§ **What is being asked**:
Return each line that holds the word "groups".

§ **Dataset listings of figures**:
※

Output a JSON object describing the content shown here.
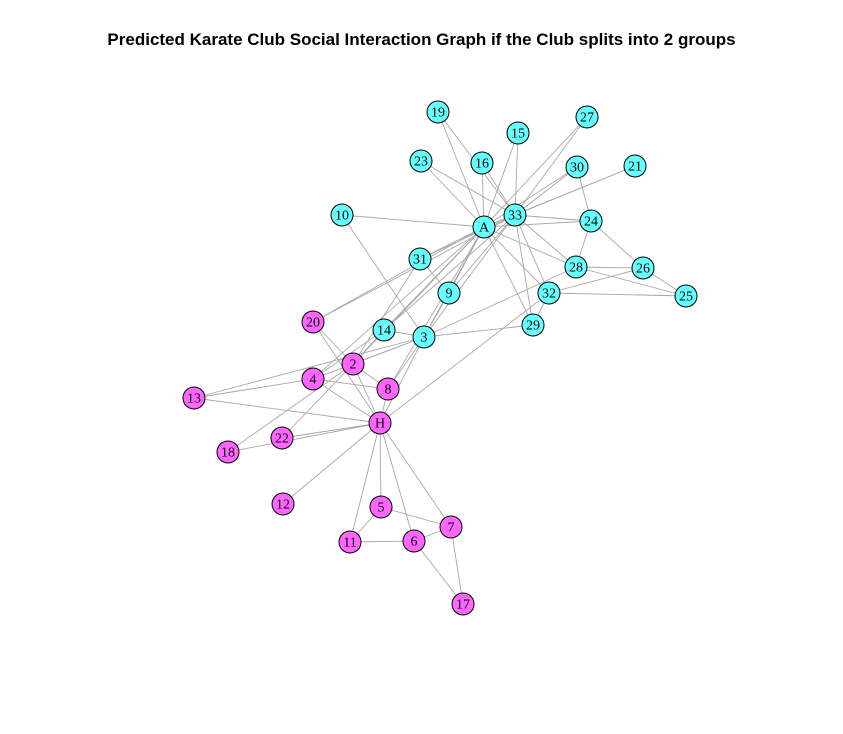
{
  "title": "Predicted Karate Club Social Interaction Graph if the Club splits into 2 groups",
  "colors": {
    "group_a": "#66ffff",
    "group_h": "#ff66ff",
    "edge": "#a8a8a8"
  },
  "groups": {
    "A": [
      "A",
      "33",
      "9",
      "10",
      "14",
      "15",
      "16",
      "19",
      "21",
      "23",
      "24",
      "25",
      "26",
      "27",
      "28",
      "29",
      "30",
      "31",
      "32",
      "3"
    ],
    "H": [
      "H",
      "2",
      "4",
      "5",
      "6",
      "7",
      "8",
      "11",
      "12",
      "13",
      "17",
      "18",
      "20",
      "22"
    ]
  },
  "nodes": [
    "A",
    "33",
    "19",
    "15",
    "27",
    "23",
    "16",
    "30",
    "21",
    "10",
    "24",
    "31",
    "28",
    "26",
    "9",
    "32",
    "25",
    "20",
    "14",
    "3",
    "29",
    "2",
    "4",
    "8",
    "13",
    "H",
    "22",
    "18",
    "12",
    "5",
    "7",
    "11",
    "6",
    "17"
  ],
  "edges": [
    [
      "A",
      "33"
    ],
    [
      "A",
      "19"
    ],
    [
      "A",
      "15"
    ],
    [
      "A",
      "27"
    ],
    [
      "A",
      "23"
    ],
    [
      "A",
      "16"
    ],
    [
      "A",
      "30"
    ],
    [
      "A",
      "21"
    ],
    [
      "A",
      "10"
    ],
    [
      "A",
      "24"
    ],
    [
      "A",
      "31"
    ],
    [
      "A",
      "28"
    ],
    [
      "A",
      "9"
    ],
    [
      "A",
      "32"
    ],
    [
      "A",
      "3"
    ],
    [
      "A",
      "14"
    ],
    [
      "A",
      "29"
    ],
    [
      "A",
      "20"
    ],
    [
      "A",
      "2"
    ],
    [
      "A",
      "4"
    ],
    [
      "A",
      "8"
    ],
    [
      "33",
      "19"
    ],
    [
      "33",
      "15"
    ],
    [
      "33",
      "27"
    ],
    [
      "33",
      "23"
    ],
    [
      "33",
      "16"
    ],
    [
      "33",
      "30"
    ],
    [
      "33",
      "21"
    ],
    [
      "33",
      "24"
    ],
    [
      "33",
      "31"
    ],
    [
      "33",
      "9"
    ],
    [
      "33",
      "32"
    ],
    [
      "33",
      "3"
    ],
    [
      "33",
      "29"
    ],
    [
      "33",
      "28"
    ],
    [
      "33",
      "20"
    ],
    [
      "33",
      "14"
    ],
    [
      "30",
      "24"
    ],
    [
      "24",
      "28"
    ],
    [
      "24",
      "26"
    ],
    [
      "26",
      "28"
    ],
    [
      "26",
      "32"
    ],
    [
      "25",
      "28"
    ],
    [
      "25",
      "32"
    ],
    [
      "25",
      "26"
    ],
    [
      "28",
      "3"
    ],
    [
      "32",
      "29"
    ],
    [
      "32",
      "H"
    ],
    [
      "31",
      "9"
    ],
    [
      "31",
      "2"
    ],
    [
      "29",
      "3"
    ],
    [
      "9",
      "3"
    ],
    [
      "10",
      "3"
    ],
    [
      "14",
      "3"
    ],
    [
      "14",
      "4"
    ],
    [
      "14",
      "2"
    ],
    [
      "3",
      "2"
    ],
    [
      "3",
      "4"
    ],
    [
      "3",
      "8"
    ],
    [
      "3",
      "H"
    ],
    [
      "3",
      "13"
    ],
    [
      "2",
      "4"
    ],
    [
      "2",
      "8"
    ],
    [
      "2",
      "H"
    ],
    [
      "2",
      "18"
    ],
    [
      "2",
      "22"
    ],
    [
      "2",
      "20"
    ],
    [
      "4",
      "8"
    ],
    [
      "4",
      "13"
    ],
    [
      "4",
      "H"
    ],
    [
      "8",
      "H"
    ],
    [
      "H",
      "13"
    ],
    [
      "H",
      "20"
    ],
    [
      "H",
      "22"
    ],
    [
      "H",
      "18"
    ],
    [
      "H",
      "12"
    ],
    [
      "H",
      "5"
    ],
    [
      "H",
      "11"
    ],
    [
      "H",
      "6"
    ],
    [
      "H",
      "7"
    ],
    [
      "5",
      "7"
    ],
    [
      "5",
      "11"
    ],
    [
      "6",
      "7"
    ],
    [
      "6",
      "11"
    ],
    [
      "6",
      "17"
    ],
    [
      "7",
      "17"
    ]
  ]
}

※

§ **Exercise answer**:
  "title": "Predicted Karate Club Social Interaction Graph if the Club splits into 2 groups",
  "groups": {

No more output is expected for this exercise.